TASK INSTRUCTIONS: Give an exact transcription of every line, dropping the images.

RECORD EXCERPTS:
══════════
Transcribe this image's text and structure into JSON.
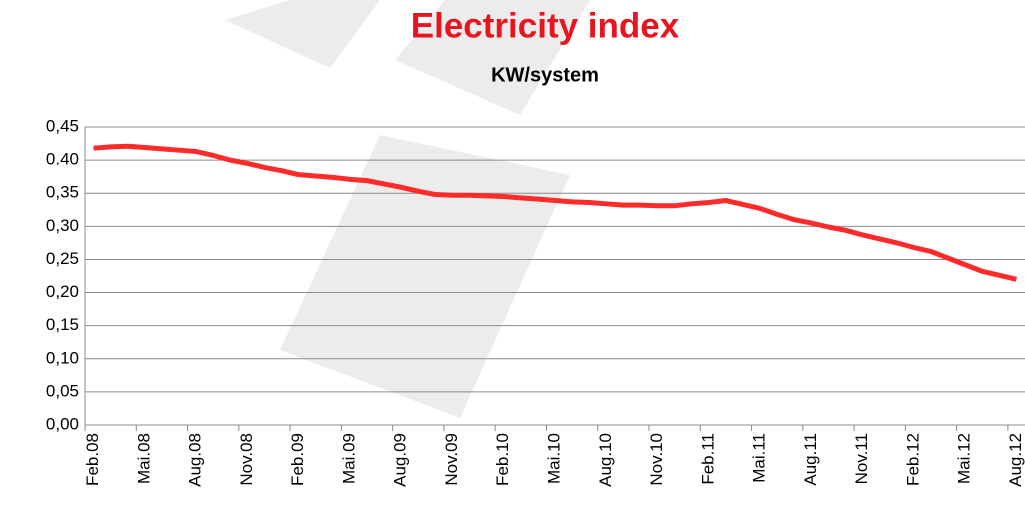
{
  "chart_data": {
    "type": "line",
    "title": "Electricity index",
    "subtitle": "KW/system",
    "categories": [
      "Feb.08",
      null,
      null,
      "Mai.08",
      null,
      null,
      "Aug.08",
      null,
      null,
      "Nov.08",
      null,
      null,
      "Feb.09",
      null,
      null,
      "Mai.09",
      null,
      null,
      "Aug.09",
      null,
      null,
      "Nov.09",
      null,
      null,
      "Feb.10",
      null,
      null,
      "Mai.10",
      null,
      null,
      "Aug.10",
      null,
      null,
      "Nov.10",
      null,
      null,
      "Feb.11",
      null,
      null,
      "Mai.11",
      null,
      null,
      "Aug.11",
      null,
      null,
      "Nov.11",
      null,
      null,
      "Feb.12",
      null,
      null,
      "Mai.12",
      null,
      null,
      "Aug.12"
    ],
    "values": [
      0.418,
      0.42,
      0.421,
      0.419,
      0.417,
      0.415,
      0.413,
      0.407,
      0.4,
      0.395,
      0.389,
      0.384,
      0.378,
      0.376,
      0.374,
      0.371,
      0.369,
      0.364,
      0.359,
      0.353,
      0.348,
      0.347,
      0.347,
      0.346,
      0.345,
      0.343,
      0.341,
      0.339,
      0.337,
      0.336,
      0.334,
      0.332,
      0.332,
      0.331,
      0.331,
      0.334,
      0.336,
      0.339,
      0.333,
      0.327,
      0.318,
      0.31,
      0.305,
      0.299,
      0.294,
      0.287,
      0.281,
      0.275,
      0.268,
      0.262,
      0.252,
      0.242,
      0.232,
      0.226,
      0.22
    ],
    "color": "#ff2a2a",
    "ylim": [
      0,
      0.45
    ],
    "yticks": [
      {
        "value": 0,
        "label": "0,00"
      },
      {
        "value": 0.05,
        "label": "0,05"
      },
      {
        "value": 0.1,
        "label": "0,10"
      },
      {
        "value": 0.15,
        "label": "0,15"
      },
      {
        "value": 0.2,
        "label": "0,20"
      },
      {
        "value": 0.25,
        "label": "0,25"
      },
      {
        "value": 0.3,
        "label": "0,30"
      },
      {
        "value": 0.35,
        "label": "0,35"
      },
      {
        "value": 0.4,
        "label": "0.40"
      },
      {
        "value": 0.45,
        "label": "0,45"
      }
    ],
    "grid": true,
    "title_color": "#e8141e"
  }
}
══════════
OUTPUT:
Transcribe this image's text and structure into JSON.
{
  "chart_data": {
    "type": "line",
    "title": "Electricity index",
    "subtitle": "KW/system",
    "categories": [
      "Feb.08",
      null,
      null,
      "Mai.08",
      null,
      null,
      "Aug.08",
      null,
      null,
      "Nov.08",
      null,
      null,
      "Feb.09",
      null,
      null,
      "Mai.09",
      null,
      null,
      "Aug.09",
      null,
      null,
      "Nov.09",
      null,
      null,
      "Feb.10",
      null,
      null,
      "Mai.10",
      null,
      null,
      "Aug.10",
      null,
      null,
      "Nov.10",
      null,
      null,
      "Feb.11",
      null,
      null,
      "Mai.11",
      null,
      null,
      "Aug.11",
      null,
      null,
      "Nov.11",
      null,
      null,
      "Feb.12",
      null,
      null,
      "Mai.12",
      null,
      null,
      "Aug.12"
    ],
    "values": [
      0.418,
      0.42,
      0.421,
      0.419,
      0.417,
      0.415,
      0.413,
      0.407,
      0.4,
      0.395,
      0.389,
      0.384,
      0.378,
      0.376,
      0.374,
      0.371,
      0.369,
      0.364,
      0.359,
      0.353,
      0.348,
      0.347,
      0.347,
      0.346,
      0.345,
      0.343,
      0.341,
      0.339,
      0.337,
      0.336,
      0.334,
      0.332,
      0.332,
      0.331,
      0.331,
      0.334,
      0.336,
      0.339,
      0.333,
      0.327,
      0.318,
      0.31,
      0.305,
      0.299,
      0.294,
      0.287,
      0.281,
      0.275,
      0.268,
      0.262,
      0.252,
      0.242,
      0.232,
      0.226,
      0.22
    ],
    "color": "#ff2a2a",
    "ylim": [
      0,
      0.45
    ],
    "yticks": [
      {
        "value": 0,
        "label": "0,00"
      },
      {
        "value": 0.05,
        "label": "0,05"
      },
      {
        "value": 0.1,
        "label": "0,10"
      },
      {
        "value": 0.15,
        "label": "0,15"
      },
      {
        "value": 0.2,
        "label": "0,20"
      },
      {
        "value": 0.25,
        "label": "0,25"
      },
      {
        "value": 0.3,
        "label": "0,30"
      },
      {
        "value": 0.35,
        "label": "0,35"
      },
      {
        "value": 0.4,
        "label": "0.40"
      },
      {
        "value": 0.45,
        "label": "0,45"
      }
    ],
    "grid": true,
    "title_color": "#e8141e"
  }
}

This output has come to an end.